Where a line contains the string "right", copy that line.

::: RECORDS PROVIDED :::

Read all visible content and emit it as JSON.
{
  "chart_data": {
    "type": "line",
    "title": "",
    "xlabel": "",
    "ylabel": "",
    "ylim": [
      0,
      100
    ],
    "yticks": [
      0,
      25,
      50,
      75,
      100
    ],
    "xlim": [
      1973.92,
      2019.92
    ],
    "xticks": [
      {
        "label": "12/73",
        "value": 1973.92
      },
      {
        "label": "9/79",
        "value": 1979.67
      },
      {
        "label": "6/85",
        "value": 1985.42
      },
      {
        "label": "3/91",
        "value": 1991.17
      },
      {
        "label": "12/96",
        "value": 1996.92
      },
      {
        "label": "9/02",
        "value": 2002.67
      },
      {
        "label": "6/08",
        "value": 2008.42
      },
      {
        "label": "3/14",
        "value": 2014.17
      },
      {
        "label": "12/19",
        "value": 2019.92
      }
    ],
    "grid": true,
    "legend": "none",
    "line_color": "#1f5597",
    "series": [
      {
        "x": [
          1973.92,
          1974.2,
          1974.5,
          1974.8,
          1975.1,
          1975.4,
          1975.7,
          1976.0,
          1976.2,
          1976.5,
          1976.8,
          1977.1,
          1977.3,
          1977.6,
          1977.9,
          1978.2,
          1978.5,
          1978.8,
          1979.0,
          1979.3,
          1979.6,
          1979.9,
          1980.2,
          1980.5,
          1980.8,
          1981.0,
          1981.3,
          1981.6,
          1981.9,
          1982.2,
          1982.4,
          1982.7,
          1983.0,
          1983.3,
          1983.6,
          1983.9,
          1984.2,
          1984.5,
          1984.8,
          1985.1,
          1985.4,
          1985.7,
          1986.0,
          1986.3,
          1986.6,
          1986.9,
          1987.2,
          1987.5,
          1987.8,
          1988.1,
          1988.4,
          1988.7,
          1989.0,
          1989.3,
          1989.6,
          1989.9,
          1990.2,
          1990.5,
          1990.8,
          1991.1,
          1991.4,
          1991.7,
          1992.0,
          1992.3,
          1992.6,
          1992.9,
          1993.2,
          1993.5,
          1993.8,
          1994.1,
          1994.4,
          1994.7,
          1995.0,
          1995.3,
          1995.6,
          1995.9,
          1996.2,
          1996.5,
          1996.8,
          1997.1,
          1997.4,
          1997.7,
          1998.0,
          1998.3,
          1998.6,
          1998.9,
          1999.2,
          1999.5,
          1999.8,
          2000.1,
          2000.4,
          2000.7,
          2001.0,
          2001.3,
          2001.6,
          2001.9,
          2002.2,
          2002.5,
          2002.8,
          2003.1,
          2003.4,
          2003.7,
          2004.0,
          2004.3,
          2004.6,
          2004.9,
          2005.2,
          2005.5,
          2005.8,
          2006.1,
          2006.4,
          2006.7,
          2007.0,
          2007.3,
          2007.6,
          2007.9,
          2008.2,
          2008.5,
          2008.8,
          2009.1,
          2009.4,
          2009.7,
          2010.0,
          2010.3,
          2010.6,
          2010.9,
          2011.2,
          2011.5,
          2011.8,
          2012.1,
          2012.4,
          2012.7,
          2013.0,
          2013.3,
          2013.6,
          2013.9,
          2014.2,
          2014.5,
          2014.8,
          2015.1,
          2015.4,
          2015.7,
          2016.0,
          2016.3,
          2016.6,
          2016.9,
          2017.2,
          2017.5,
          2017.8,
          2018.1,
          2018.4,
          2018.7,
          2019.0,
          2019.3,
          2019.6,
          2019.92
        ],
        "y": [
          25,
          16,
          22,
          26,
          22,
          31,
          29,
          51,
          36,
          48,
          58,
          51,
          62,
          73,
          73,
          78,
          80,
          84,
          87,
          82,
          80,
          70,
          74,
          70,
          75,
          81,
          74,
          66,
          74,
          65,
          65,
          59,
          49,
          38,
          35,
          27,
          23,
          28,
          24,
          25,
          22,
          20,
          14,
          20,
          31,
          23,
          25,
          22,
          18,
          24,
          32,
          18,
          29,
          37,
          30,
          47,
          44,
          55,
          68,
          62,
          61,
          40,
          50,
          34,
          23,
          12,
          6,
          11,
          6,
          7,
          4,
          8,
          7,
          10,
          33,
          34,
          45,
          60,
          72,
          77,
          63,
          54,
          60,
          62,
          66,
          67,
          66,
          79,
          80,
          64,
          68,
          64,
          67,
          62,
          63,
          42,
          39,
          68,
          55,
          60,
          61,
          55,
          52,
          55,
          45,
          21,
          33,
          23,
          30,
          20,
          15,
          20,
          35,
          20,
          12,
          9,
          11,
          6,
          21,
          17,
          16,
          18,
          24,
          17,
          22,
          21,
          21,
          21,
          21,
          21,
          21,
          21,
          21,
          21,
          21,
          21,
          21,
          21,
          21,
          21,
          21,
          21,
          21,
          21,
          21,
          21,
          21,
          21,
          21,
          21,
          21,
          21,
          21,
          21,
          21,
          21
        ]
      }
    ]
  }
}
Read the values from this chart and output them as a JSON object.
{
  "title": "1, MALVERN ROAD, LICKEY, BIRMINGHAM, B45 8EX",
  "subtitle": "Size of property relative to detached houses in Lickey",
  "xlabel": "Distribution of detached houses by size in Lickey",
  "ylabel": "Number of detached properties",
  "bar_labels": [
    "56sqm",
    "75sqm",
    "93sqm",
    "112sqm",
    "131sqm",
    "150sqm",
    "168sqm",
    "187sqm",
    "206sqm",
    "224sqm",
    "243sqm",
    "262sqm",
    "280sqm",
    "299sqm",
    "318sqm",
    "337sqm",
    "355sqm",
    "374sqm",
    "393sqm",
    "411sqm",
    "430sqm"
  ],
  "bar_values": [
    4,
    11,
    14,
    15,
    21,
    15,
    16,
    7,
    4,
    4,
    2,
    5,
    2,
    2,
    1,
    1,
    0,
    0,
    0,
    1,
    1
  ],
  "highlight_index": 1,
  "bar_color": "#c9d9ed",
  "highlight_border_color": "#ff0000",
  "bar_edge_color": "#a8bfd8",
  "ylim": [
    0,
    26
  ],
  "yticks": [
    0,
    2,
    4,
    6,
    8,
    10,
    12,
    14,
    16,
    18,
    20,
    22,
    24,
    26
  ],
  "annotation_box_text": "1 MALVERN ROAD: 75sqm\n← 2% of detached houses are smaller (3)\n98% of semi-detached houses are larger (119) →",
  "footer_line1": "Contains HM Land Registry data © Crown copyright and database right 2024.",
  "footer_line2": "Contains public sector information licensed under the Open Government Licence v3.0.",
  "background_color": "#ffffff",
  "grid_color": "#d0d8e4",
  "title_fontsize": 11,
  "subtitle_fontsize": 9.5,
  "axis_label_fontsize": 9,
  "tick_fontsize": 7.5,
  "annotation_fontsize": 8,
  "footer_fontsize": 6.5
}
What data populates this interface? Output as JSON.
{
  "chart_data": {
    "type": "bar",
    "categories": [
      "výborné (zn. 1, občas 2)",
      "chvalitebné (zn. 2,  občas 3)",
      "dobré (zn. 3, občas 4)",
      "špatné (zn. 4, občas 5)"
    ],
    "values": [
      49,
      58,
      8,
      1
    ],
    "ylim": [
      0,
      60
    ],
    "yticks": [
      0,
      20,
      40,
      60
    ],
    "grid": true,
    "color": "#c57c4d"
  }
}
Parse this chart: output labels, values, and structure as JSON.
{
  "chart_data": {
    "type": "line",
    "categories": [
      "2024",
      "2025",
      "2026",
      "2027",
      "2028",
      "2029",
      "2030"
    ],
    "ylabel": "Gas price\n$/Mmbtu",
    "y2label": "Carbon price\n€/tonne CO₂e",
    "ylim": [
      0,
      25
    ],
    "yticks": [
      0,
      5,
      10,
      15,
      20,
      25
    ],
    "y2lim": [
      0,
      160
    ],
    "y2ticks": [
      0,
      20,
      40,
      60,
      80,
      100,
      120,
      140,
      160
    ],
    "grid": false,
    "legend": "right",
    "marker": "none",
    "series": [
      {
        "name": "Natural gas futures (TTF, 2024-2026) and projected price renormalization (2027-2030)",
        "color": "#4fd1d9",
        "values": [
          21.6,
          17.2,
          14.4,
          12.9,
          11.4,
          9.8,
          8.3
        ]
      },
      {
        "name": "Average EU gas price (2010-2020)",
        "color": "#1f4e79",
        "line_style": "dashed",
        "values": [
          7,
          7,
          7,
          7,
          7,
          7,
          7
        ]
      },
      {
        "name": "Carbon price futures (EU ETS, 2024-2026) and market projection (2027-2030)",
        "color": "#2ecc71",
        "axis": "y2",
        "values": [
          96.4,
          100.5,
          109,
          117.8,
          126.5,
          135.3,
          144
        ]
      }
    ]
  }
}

:::

_WORKED ANSWER:_
  "footer_line1": "Contains HM Land Registry data © Crown copyright and database right 2024.",
    "legend": "right",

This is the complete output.